* DESCRIPTION OF THE TASK
State how many lines of the entries hold the string "JSON". Reply with the number alone.

───

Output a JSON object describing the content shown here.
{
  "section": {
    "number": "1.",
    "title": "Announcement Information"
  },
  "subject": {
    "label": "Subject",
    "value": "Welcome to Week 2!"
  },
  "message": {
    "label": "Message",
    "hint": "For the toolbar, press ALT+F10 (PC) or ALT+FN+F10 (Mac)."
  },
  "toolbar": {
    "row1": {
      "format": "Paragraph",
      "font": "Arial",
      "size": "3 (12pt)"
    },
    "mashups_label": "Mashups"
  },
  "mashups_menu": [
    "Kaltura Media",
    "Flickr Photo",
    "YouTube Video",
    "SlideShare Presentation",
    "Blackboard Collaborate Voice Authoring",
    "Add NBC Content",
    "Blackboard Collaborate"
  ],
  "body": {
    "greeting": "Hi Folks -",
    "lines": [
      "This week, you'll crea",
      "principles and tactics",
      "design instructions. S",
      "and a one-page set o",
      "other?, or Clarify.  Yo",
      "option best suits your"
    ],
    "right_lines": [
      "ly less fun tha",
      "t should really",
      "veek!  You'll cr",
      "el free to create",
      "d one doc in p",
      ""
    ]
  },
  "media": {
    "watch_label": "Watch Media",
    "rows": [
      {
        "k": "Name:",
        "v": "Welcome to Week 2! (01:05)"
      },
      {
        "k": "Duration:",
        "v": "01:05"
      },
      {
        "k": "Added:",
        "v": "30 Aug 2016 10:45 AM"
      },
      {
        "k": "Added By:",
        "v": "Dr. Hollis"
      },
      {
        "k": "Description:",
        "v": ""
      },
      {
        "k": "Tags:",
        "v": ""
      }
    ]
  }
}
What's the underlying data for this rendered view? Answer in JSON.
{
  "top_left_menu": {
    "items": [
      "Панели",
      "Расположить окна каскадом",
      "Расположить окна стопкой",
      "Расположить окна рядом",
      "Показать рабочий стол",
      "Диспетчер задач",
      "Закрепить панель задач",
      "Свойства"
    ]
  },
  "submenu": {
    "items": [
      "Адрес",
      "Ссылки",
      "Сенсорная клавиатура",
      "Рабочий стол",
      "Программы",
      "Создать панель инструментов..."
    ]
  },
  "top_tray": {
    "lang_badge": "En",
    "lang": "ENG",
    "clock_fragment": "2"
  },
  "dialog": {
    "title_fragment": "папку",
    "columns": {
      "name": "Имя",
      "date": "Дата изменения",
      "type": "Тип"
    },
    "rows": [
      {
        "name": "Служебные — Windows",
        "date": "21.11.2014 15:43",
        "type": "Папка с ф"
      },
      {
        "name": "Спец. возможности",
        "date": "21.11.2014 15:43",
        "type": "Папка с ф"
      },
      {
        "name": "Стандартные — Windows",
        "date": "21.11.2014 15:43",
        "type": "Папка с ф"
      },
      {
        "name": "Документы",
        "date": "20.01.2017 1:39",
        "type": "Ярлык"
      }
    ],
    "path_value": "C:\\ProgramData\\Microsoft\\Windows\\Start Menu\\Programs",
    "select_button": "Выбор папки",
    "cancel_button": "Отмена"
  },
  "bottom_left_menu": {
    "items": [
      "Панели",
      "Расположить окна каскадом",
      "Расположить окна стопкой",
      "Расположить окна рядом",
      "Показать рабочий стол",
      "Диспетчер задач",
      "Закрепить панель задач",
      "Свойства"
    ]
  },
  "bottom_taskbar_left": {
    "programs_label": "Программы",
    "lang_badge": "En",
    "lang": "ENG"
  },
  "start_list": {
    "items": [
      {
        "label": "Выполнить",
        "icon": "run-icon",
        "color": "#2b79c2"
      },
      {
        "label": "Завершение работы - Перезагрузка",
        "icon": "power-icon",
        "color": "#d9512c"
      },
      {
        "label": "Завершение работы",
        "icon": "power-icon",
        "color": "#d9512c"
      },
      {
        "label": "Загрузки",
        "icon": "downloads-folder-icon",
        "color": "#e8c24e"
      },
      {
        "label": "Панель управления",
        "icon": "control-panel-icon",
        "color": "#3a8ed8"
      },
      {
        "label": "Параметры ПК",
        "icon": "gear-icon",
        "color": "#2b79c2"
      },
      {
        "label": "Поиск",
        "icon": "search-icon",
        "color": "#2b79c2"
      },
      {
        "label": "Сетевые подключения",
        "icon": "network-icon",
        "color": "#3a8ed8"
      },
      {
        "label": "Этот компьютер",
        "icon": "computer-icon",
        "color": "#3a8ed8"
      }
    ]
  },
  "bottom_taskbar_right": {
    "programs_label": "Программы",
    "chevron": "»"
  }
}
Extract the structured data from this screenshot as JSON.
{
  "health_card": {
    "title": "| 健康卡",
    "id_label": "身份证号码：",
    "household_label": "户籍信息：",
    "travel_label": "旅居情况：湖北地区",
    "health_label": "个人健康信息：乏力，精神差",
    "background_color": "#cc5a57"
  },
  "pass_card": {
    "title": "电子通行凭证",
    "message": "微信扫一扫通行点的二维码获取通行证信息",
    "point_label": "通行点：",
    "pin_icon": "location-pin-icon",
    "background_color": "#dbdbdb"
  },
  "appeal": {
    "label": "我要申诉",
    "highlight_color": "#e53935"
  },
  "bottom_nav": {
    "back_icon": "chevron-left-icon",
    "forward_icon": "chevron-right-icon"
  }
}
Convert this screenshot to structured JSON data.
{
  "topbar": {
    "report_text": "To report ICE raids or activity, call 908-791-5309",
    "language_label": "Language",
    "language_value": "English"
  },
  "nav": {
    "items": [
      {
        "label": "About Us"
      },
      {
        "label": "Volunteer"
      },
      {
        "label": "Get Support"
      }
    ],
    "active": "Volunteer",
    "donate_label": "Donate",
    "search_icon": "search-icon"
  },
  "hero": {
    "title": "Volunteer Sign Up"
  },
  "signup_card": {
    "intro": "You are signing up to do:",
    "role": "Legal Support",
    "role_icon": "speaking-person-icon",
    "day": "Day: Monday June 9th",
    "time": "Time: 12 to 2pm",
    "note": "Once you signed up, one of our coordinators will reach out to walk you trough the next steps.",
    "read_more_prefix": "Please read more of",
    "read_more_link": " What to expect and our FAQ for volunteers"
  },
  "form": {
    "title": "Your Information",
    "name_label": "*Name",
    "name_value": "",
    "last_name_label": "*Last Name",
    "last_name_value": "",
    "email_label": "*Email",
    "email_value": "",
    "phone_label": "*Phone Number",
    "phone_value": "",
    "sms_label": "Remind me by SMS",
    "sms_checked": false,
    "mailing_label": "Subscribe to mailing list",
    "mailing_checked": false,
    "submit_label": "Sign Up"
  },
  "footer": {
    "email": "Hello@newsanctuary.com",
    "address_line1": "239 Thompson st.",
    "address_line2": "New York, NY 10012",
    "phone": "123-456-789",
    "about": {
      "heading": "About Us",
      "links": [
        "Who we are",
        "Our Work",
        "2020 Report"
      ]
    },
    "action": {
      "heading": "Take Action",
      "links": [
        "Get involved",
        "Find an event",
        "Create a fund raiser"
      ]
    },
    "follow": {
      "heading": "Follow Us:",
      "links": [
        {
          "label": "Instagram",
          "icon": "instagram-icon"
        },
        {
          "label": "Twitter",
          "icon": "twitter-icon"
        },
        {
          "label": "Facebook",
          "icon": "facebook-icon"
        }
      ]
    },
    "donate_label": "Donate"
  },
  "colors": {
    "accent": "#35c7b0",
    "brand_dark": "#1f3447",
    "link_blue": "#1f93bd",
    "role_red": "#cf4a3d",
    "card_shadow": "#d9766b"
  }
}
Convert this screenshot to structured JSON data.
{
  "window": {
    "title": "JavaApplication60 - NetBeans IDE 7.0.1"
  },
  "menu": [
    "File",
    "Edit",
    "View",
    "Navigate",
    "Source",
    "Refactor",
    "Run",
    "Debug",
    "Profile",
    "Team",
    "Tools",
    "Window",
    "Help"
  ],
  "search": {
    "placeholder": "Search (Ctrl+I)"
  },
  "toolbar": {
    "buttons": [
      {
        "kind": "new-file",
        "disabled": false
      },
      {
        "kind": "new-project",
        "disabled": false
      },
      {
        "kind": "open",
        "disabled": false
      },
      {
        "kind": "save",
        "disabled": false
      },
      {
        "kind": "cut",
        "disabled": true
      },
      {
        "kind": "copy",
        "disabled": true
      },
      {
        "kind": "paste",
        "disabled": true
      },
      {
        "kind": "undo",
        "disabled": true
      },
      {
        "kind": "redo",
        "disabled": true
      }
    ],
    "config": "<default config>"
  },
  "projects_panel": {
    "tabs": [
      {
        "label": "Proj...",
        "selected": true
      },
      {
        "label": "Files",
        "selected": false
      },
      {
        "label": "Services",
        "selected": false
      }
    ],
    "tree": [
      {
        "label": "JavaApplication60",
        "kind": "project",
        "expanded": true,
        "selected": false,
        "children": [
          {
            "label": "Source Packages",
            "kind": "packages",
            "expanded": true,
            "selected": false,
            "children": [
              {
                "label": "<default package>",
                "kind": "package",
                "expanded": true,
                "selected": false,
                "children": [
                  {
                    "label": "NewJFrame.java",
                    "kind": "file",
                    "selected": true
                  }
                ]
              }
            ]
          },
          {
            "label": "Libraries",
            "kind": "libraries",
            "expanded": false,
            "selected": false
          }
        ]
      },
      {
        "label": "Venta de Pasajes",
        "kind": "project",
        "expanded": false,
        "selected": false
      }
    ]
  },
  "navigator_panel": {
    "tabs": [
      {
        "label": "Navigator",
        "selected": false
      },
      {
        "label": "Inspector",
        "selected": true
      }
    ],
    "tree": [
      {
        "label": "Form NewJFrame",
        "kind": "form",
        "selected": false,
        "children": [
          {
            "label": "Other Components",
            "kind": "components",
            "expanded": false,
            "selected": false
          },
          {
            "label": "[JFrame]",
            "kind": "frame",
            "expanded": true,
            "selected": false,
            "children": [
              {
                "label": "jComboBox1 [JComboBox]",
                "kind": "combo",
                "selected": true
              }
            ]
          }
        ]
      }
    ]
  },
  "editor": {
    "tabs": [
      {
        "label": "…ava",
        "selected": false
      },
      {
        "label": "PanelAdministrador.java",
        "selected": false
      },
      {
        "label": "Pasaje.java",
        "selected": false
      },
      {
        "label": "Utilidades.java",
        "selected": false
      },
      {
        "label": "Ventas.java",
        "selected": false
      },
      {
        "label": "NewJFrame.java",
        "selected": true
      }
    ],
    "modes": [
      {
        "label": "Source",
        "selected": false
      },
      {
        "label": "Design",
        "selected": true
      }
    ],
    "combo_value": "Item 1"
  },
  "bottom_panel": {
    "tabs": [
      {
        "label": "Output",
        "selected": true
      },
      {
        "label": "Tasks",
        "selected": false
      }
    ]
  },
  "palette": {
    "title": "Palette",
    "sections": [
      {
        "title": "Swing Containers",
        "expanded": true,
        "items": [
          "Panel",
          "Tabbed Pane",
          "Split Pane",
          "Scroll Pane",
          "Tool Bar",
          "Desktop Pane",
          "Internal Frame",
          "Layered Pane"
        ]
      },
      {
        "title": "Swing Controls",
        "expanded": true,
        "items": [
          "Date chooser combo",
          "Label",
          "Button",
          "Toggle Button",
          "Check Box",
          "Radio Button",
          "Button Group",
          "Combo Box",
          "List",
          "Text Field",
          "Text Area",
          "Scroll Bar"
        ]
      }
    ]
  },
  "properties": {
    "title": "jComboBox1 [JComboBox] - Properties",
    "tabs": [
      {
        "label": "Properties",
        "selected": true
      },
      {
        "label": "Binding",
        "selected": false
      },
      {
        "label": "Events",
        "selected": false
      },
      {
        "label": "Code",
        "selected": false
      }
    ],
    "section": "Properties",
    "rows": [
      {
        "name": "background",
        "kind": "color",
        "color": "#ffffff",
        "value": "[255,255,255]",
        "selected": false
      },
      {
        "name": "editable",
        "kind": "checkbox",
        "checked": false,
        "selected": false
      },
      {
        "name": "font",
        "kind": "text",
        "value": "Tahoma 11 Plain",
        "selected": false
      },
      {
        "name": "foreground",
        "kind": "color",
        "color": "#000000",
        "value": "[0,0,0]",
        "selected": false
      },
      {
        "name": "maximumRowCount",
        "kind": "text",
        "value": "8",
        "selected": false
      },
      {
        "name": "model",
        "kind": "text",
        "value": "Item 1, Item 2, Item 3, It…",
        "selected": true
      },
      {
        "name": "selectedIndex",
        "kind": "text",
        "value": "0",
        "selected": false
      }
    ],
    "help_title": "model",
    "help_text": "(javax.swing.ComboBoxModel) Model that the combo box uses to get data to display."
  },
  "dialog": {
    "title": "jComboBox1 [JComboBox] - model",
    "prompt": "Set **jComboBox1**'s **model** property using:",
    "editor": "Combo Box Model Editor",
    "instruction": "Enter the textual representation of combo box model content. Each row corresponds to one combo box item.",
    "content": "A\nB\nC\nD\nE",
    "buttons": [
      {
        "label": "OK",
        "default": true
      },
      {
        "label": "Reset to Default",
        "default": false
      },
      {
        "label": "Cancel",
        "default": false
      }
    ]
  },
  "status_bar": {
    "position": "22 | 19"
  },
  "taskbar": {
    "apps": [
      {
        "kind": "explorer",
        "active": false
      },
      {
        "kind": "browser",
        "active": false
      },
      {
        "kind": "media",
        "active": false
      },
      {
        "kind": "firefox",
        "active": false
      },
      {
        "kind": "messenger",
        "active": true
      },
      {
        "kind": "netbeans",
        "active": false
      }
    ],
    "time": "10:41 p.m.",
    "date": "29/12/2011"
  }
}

───

* CORRECT RESPONSE
5